Aim: From the listing below, pick out each line with the word "транспортных".

Collected data:
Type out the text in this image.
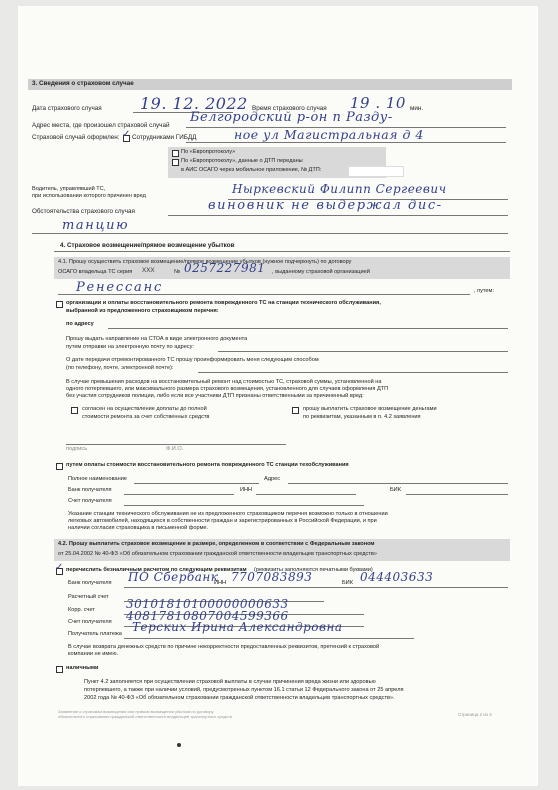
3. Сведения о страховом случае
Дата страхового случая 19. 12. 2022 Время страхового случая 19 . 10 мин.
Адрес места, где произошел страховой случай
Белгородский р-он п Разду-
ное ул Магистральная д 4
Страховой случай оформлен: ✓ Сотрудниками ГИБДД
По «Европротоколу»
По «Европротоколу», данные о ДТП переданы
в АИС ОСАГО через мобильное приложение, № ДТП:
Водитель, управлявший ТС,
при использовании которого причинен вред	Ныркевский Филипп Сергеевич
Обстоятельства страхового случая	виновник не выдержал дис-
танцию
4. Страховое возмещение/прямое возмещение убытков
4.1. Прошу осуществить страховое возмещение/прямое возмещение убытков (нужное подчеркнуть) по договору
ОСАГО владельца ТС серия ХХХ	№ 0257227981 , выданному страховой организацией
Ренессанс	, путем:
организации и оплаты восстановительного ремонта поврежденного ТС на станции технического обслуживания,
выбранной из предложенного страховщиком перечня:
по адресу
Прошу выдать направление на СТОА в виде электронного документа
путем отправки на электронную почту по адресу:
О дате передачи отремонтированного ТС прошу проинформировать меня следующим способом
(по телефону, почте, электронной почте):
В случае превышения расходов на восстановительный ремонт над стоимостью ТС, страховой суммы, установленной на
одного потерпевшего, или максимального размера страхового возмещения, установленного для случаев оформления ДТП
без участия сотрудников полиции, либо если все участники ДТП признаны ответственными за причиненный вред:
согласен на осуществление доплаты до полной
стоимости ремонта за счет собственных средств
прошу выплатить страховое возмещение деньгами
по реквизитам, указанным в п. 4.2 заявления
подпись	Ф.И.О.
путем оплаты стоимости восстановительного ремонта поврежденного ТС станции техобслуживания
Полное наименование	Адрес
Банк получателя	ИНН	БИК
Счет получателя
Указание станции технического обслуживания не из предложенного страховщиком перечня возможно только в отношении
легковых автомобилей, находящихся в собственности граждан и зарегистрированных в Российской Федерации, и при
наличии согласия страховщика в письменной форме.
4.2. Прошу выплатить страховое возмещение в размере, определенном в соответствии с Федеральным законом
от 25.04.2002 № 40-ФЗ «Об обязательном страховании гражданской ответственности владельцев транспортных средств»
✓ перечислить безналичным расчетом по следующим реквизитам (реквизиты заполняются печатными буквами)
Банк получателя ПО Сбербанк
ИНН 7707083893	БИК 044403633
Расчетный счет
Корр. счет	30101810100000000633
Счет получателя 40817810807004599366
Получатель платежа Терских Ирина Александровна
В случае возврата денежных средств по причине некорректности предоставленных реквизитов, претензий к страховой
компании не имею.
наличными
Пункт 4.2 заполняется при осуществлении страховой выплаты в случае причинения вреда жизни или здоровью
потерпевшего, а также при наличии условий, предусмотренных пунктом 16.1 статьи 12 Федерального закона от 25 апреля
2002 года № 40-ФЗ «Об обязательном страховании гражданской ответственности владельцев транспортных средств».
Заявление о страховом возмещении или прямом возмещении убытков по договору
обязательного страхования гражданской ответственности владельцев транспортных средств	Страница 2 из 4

Exercise result:
от 25.04.2002 № 40-ФЗ «Об обязательном страховании гражданской ответственности владельцев транспортных средств»
2002 года № 40-ФЗ «Об обязательном страховании гражданской ответственности владельцев транспортных средств».
обязательного страхования гражданской ответственности владельцев транспортных средств	Страница 2 из 4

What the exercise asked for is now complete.